In 2011, we were approached by EMI Music Canada to do an imprint joint venture label deal.  At that point country was just starting to become really popular and there were a ton of artists that were going to EMI, the smallest major, looking to get signed directly to license deals etc. We were starting to buzz a little bit with everything we were doing with Chad, Bobby and Jess and Deane Cameron and Tony Tarleton approached us about doing a joint venture label deal. We would sign artists directly to MDM Recordings, they would put an influx of cash into MDM Recordings, so that we could hire and put on retainer, the people that I needed to have a functioning label.

From there, we would artist-develop them through MDM Recordings and then, when they reached a certain point, the idea was to push them up to the major label team to have them kick it into high gear and take it to the next level. We got the deal signed and then, two months later, they were sold to Universal Music.  Everything that was at EMI reverted to Universal Music and we were fortunate enough to be picked up on our option to stay with Universal.  I believe we’ve redone our deal with them three times over the years, tied into distribution fees. There’s an advance against sales, and it works as well as we could hope in a major label world, in a major label concept.

How did you do your distribution before the deal with EMI?

I was with a small company called Conveyor Canada, which was distributed by Universal Music. At that time, they were a startup distribution company that had no Canadian content on it, so I said, I can bring you some CanCon that will help you set yourself up with FACTOR, and it gave me a home to start the artist development process.  In hindsight, I probably could have done this deal with any of the majors, but I didn’t have anything that was making any noise at that point and I didn’t want to burn any bridges.  I wanted to take it slow and steady and go that route, and so that’s what I did.

▶ **AIM OF THE EXERCISE**
Can you continue the interview about MDM Recordings from its last line? Nothing in the data is needed here.

▶ **GIVEN DATA**
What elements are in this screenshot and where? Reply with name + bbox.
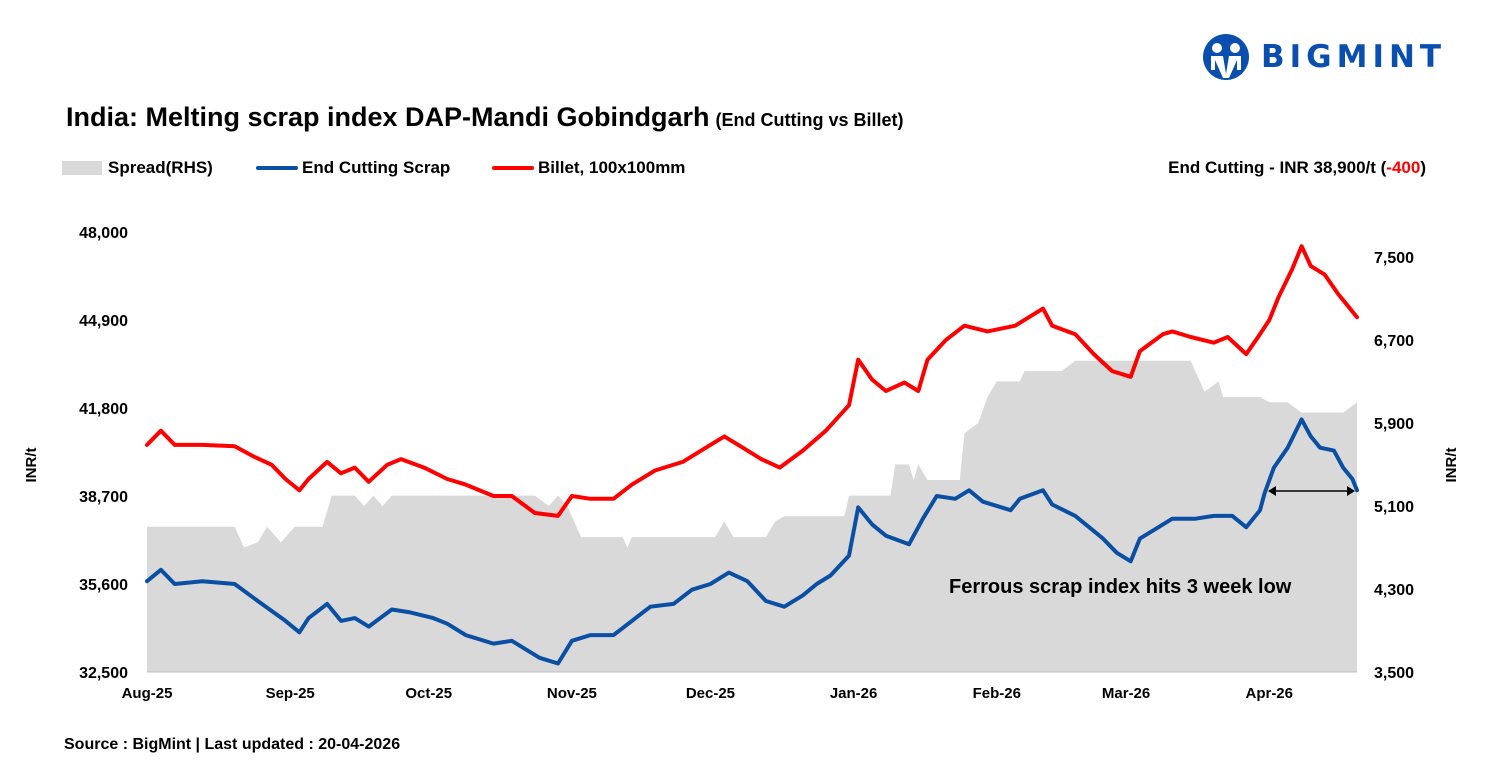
spread-area [147, 360, 1357, 672]
y-left-tick-label: 48,000 [79, 225, 128, 242]
x-tick-label: Nov-25 [547, 685, 597, 702]
headline-suffix: ) [1420, 158, 1426, 177]
y-right-axis-label: INR/t [1443, 448, 1460, 483]
legend-label-end-cutting: End Cutting Scrap [302, 158, 451, 177]
headline-prefix: End Cutting - INR 38,900/t ( [1168, 158, 1387, 177]
bigmint-logo: BIGMINT [1203, 34, 1446, 80]
annotation-text: Ferrous scrap index hits 3 week low [949, 576, 1292, 598]
y-right-tick-label: 3,500 [1374, 665, 1414, 682]
y-left-tick-label: 35,600 [79, 577, 128, 594]
x-tick-label: Apr-26 [1245, 685, 1293, 702]
x-tick-label: Feb-26 [973, 685, 1021, 702]
y-right-tick-label: 5,100 [1374, 499, 1414, 516]
legend-label-spread: Spread(RHS) [108, 158, 213, 177]
legend-label-billet: Billet, 100x100mm [538, 158, 686, 177]
y-right-tick-label: 7,500 [1374, 250, 1414, 267]
x-tick-label: Dec-25 [686, 685, 735, 702]
legend-item-billet: Billet, 100x100mm [492, 158, 685, 178]
legend-item-end-cutting: End Cutting Scrap [256, 158, 450, 178]
title-text: India: Melting scrap index DAP-Mandi Gob… [66, 102, 710, 132]
source-footer: Source : BigMint | Last updated : 20-04-… [64, 736, 401, 753]
x-tick-label: Mar-26 [1102, 685, 1150, 702]
x-tick-label: Oct-25 [405, 685, 452, 702]
x-tick-label: Jan-26 [830, 685, 878, 702]
headline-change: -400 [1386, 158, 1421, 177]
y-left-tick-label: 44,900 [79, 313, 128, 330]
chart-title: India: Melting scrap index DAP-Mandi Gob… [66, 102, 904, 133]
logo-wordmark: BIGMINT [1261, 39, 1447, 75]
x-tick-label: Aug-25 [122, 685, 173, 702]
y-left-tick-label: 41,800 [79, 401, 128, 418]
y-left-axis-label: INR/t [23, 448, 40, 483]
billet-line [145, 244, 1359, 518]
legend-item-spread: Spread(RHS) [62, 158, 213, 178]
y-left-tick-label: 38,700 [79, 489, 128, 506]
logo-people-icon [1203, 34, 1249, 80]
y-left-tick-label: 32,500 [79, 665, 128, 682]
end-cutting-line [145, 417, 1359, 666]
legend-swatch-spread [62, 161, 102, 175]
legend-swatch-billet [492, 166, 534, 170]
x-tick-label: Sep-25 [266, 685, 315, 702]
y-right-tick-label: 5,900 [1374, 416, 1414, 433]
price-headline: End Cutting - INR 38,900/t (-400) [1168, 158, 1426, 178]
chart-subtitle: (End Cutting vs Billet) [715, 110, 904, 130]
y-right-tick-label: 6,700 [1374, 333, 1414, 350]
y-right-tick-label: 4,300 [1374, 582, 1414, 599]
legend-swatch-end-cutting [256, 166, 298, 170]
annotation-arrow [1268, 486, 1355, 496]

▶ **ANSWER FOR THIS EXERCISE**
Tell us a little bit about the artist development process. You still develop artists, correct? “Leaving Thomas” would be your most recent one?

Yes, Leaving Thomas – we put out three singles and an EP with them but we are no longer working together. It’s been a hell of an eight or nine months; we finished up with them at the end of February, beginning of March. Essentially, we just ran into some issues on the business end, and had a different and varied understanding of how this business works, so we ultimately parted ways.

The current roster is Jess Moskaluke, Bobby Wills, Charlie Major, The Lovelocks, David James and a new signing, Black Mountain Whiskey Rebellion, which is my partner Mitch Merrett’s project.

We’re still very much involved in the artist development game.  We have a different way of doing it than the majors; our process is a little bit slower.  It’s typically a three to five-year process from the time we’ve signed an act to the point where we’re starting to see some consistent success. We do it this way, one, because we don’t have the deep pockets it takes to get an act off the ground like the majors do and two, because we’ve found that it takes that amount of time for an artist to really fall into their own respective lane and figure out exactly who they are.

I use Jess as a perfect example.  If you listen to the songs we put out on Catch Me If You Can, they sound very different to what she’s putting out now in 2018 with Past the Past, Camouflage etc.  The quality of the songs, honing her live performance chops, stronger songwriting; all of that which comes with going through the process with her.  This is her fourth time doing it; it takes time.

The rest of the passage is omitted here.